- _PROBLEM_
Examine the entries below, count the lines holding the string "xlabel", and respond with the number only.

>>>>>

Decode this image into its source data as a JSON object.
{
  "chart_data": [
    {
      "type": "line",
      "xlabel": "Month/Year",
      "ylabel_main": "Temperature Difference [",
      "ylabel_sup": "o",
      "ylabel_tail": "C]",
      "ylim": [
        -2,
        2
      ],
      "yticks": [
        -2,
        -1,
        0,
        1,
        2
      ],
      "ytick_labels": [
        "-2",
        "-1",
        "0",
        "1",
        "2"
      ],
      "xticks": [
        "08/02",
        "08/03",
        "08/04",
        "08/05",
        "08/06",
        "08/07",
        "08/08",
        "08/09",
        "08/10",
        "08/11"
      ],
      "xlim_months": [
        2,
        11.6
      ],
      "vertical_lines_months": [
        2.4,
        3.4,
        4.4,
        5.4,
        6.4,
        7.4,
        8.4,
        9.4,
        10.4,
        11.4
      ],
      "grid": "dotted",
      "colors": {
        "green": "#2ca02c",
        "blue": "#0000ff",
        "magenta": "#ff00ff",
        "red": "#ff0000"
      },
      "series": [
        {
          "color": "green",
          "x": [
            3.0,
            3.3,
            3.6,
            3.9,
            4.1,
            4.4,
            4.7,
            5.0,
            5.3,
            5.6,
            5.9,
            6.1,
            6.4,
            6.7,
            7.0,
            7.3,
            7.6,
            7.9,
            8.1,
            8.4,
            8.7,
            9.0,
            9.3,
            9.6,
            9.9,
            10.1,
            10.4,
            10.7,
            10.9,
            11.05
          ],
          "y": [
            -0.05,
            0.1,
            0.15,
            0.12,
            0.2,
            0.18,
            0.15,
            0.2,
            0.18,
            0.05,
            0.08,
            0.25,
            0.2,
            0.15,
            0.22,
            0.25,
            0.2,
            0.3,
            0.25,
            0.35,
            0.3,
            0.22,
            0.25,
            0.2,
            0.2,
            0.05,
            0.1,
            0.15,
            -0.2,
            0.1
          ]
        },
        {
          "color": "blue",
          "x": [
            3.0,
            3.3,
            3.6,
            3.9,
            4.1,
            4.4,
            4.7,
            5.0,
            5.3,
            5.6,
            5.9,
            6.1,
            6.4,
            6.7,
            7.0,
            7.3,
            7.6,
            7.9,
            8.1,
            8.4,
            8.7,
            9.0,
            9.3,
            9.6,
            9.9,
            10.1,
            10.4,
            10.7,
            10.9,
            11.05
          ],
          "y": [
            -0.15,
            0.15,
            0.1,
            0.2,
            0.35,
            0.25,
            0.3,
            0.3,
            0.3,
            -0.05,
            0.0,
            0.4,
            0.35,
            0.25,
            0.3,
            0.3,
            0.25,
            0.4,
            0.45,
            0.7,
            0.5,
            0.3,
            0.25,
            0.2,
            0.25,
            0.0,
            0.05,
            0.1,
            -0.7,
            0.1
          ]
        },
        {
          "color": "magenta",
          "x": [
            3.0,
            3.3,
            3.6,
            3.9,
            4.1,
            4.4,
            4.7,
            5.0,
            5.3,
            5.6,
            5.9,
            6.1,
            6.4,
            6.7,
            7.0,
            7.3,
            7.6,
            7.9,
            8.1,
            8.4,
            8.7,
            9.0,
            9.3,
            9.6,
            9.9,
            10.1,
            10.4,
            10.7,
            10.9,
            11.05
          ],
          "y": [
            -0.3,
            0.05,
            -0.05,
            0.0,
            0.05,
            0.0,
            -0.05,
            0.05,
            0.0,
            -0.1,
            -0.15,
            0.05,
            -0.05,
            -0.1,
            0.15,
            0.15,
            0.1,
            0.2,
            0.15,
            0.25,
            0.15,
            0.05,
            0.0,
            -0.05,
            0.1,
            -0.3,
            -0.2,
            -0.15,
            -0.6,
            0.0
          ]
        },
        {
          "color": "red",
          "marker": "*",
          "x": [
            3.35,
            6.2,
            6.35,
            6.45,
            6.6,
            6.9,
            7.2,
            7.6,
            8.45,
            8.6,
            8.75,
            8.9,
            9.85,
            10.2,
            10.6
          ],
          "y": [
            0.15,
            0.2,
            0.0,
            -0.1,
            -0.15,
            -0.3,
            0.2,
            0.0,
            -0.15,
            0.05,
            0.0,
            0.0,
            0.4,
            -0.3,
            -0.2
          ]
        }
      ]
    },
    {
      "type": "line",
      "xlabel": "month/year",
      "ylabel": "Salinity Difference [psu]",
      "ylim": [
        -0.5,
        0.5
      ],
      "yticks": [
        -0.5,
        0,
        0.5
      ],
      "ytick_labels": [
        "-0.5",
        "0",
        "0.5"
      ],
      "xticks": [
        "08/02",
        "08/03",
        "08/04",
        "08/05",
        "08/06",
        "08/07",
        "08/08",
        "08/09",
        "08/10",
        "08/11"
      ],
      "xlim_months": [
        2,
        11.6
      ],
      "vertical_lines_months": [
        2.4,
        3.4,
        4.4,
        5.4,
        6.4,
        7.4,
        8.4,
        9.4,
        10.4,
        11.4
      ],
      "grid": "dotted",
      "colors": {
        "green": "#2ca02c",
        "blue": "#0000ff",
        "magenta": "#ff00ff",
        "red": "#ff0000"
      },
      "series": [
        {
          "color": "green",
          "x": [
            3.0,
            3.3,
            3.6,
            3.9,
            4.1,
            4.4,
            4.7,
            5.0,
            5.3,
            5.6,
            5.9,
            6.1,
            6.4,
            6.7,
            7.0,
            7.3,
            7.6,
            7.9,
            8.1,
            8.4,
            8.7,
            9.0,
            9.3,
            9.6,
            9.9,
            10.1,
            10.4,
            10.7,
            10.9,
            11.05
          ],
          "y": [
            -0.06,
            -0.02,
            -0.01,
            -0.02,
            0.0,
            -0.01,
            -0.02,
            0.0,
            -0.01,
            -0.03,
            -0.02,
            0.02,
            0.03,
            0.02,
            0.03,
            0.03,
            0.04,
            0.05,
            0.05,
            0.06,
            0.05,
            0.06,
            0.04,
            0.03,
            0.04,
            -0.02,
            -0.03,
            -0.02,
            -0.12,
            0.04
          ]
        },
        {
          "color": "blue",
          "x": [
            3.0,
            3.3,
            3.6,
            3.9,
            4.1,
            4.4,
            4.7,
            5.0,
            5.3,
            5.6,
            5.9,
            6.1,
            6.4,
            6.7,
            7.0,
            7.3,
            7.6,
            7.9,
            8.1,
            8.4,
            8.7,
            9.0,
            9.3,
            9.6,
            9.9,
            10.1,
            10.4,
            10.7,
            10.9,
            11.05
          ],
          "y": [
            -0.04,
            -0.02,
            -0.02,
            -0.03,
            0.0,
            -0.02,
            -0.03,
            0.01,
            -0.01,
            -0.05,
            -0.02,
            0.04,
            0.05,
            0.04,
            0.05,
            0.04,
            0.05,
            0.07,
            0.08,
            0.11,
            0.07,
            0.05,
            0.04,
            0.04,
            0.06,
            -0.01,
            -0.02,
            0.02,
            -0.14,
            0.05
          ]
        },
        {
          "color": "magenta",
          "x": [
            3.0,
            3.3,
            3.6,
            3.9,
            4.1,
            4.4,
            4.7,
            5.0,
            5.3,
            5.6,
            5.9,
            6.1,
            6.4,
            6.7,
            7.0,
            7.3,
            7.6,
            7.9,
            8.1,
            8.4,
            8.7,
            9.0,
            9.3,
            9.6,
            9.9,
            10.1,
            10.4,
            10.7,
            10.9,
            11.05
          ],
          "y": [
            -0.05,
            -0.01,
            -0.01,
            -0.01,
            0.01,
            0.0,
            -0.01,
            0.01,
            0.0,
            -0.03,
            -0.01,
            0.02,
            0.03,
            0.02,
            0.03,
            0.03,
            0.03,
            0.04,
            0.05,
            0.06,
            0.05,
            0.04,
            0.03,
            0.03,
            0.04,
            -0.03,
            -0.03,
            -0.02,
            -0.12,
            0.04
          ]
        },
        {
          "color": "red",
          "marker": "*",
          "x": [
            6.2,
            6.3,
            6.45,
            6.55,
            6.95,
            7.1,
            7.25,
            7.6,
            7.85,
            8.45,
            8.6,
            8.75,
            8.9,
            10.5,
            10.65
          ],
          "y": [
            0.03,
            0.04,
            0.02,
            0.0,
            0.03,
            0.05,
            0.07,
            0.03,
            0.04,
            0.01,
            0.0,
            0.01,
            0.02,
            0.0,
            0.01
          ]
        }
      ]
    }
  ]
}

<<<<<

- _TASK SOLUTION_
2